▶ _Exercise_
From the data that follows, copy every line holding the string "often".

▶ _Dataset entries_
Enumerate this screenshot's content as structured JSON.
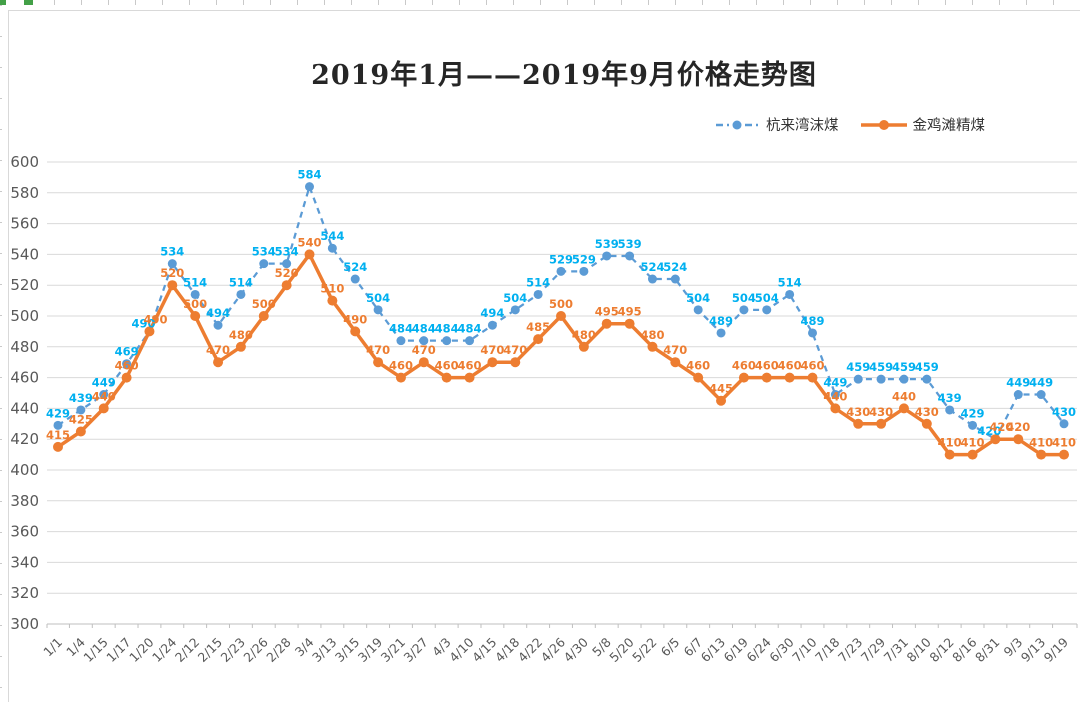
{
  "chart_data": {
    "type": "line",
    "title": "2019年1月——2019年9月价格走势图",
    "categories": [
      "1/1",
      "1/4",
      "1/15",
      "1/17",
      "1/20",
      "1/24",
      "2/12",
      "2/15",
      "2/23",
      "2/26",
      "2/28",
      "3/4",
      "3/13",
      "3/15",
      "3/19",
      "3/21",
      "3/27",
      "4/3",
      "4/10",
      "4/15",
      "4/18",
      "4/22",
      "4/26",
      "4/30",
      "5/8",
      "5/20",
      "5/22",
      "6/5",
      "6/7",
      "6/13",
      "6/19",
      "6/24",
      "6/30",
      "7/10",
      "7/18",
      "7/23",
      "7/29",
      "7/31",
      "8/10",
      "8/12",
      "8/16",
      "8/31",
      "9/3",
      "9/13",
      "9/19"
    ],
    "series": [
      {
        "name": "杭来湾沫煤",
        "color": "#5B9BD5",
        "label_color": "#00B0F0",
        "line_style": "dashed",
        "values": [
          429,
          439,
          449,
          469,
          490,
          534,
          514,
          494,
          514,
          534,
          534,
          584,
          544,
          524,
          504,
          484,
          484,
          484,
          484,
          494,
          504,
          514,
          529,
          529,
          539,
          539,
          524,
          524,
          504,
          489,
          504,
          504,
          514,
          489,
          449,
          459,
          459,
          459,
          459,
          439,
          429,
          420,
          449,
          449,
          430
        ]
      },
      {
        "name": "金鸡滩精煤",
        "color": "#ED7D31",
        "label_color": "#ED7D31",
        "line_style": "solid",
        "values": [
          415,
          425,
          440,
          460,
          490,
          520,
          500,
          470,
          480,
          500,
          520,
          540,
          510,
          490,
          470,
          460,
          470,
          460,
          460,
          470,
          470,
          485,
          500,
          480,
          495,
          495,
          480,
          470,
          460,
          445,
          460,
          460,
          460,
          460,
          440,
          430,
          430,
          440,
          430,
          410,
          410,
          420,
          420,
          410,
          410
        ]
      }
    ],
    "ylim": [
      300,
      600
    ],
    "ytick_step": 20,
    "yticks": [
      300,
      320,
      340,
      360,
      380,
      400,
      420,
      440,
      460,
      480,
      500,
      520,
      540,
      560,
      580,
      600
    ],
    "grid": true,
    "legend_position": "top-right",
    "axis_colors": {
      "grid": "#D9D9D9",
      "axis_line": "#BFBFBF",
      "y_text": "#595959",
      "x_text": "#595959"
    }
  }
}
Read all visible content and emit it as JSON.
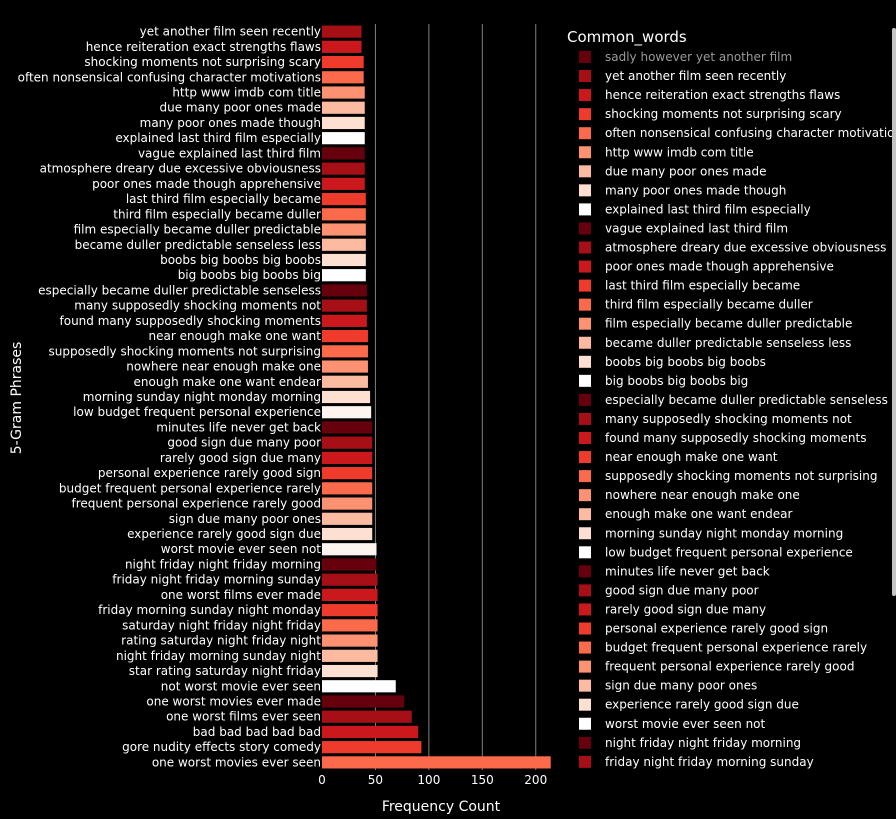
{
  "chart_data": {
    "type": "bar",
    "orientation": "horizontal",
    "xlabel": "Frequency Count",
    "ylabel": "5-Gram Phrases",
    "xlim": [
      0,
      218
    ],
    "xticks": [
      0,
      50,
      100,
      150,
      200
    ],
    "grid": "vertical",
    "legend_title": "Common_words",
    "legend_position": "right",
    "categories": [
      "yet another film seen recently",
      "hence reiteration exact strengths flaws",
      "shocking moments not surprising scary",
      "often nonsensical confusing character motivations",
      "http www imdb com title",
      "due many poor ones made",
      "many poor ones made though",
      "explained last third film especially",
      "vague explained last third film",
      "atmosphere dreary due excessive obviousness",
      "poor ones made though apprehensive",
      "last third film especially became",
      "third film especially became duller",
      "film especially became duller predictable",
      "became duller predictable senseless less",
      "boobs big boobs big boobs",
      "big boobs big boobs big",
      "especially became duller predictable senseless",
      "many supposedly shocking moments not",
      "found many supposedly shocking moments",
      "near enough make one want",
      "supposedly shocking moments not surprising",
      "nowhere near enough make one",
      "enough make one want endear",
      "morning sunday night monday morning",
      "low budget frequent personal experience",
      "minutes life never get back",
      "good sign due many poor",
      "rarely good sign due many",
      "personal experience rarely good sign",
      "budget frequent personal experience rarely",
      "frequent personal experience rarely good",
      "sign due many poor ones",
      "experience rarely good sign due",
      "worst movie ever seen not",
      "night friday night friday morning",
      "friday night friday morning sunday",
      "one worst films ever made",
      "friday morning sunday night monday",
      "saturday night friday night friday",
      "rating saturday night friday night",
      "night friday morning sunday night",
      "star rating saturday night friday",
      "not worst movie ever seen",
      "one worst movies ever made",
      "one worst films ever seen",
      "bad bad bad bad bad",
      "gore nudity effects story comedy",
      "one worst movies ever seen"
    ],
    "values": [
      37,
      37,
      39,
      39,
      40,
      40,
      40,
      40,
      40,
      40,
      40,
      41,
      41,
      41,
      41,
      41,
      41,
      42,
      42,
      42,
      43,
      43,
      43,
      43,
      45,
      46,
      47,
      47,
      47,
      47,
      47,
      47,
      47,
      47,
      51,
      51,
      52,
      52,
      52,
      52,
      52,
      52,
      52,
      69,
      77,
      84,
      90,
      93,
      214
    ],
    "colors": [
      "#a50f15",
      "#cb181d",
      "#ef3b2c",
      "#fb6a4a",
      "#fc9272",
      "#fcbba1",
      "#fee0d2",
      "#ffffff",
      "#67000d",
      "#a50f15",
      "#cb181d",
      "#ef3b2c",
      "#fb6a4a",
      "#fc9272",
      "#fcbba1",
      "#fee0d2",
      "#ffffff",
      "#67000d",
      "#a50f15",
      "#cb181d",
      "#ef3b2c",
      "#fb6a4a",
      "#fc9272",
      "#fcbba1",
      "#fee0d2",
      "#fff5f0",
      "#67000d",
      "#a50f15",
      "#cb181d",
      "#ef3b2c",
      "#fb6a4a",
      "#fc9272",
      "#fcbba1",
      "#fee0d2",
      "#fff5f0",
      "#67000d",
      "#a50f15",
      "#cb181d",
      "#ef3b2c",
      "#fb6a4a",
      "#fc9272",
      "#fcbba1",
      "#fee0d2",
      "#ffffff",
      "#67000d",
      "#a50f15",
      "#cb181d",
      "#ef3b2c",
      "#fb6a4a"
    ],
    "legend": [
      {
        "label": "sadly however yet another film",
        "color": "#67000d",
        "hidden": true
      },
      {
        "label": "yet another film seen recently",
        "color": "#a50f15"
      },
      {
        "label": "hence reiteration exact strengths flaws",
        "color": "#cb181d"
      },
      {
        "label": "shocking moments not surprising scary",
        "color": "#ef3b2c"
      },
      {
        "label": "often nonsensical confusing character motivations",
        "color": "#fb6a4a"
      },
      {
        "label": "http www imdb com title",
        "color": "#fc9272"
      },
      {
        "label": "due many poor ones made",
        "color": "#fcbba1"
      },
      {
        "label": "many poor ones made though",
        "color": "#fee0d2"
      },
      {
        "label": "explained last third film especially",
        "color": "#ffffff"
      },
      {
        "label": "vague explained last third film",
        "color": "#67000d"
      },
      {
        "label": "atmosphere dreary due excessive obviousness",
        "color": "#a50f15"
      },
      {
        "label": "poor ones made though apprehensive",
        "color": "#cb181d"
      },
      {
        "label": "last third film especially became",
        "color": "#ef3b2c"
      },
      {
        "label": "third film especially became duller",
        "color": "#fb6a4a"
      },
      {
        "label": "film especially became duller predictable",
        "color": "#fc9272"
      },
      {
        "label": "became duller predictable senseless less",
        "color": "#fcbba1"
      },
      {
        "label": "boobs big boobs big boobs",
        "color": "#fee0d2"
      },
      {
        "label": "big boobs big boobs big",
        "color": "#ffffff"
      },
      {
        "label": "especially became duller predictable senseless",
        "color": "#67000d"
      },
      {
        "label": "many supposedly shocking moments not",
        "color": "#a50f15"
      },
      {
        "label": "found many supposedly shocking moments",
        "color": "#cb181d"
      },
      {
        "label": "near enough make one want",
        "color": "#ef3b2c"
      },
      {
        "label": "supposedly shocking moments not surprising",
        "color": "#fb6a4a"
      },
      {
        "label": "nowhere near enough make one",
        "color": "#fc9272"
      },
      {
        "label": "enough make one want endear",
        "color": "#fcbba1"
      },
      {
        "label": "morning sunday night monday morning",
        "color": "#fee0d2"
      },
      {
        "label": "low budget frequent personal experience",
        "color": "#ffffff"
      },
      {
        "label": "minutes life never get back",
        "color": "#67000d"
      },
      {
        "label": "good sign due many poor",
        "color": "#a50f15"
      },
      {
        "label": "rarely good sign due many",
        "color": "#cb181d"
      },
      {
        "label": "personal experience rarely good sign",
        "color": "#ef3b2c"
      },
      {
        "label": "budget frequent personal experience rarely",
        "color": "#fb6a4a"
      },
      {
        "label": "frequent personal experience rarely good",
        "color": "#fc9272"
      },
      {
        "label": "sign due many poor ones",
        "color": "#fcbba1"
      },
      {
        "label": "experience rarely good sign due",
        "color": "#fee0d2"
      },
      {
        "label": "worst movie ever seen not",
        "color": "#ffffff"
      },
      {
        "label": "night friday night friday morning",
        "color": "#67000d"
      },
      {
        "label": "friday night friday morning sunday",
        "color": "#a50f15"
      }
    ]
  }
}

▶ _Correct response_
      "often nonsensical confusing character motivations",
        "label": "often nonsensical confusing character motivations",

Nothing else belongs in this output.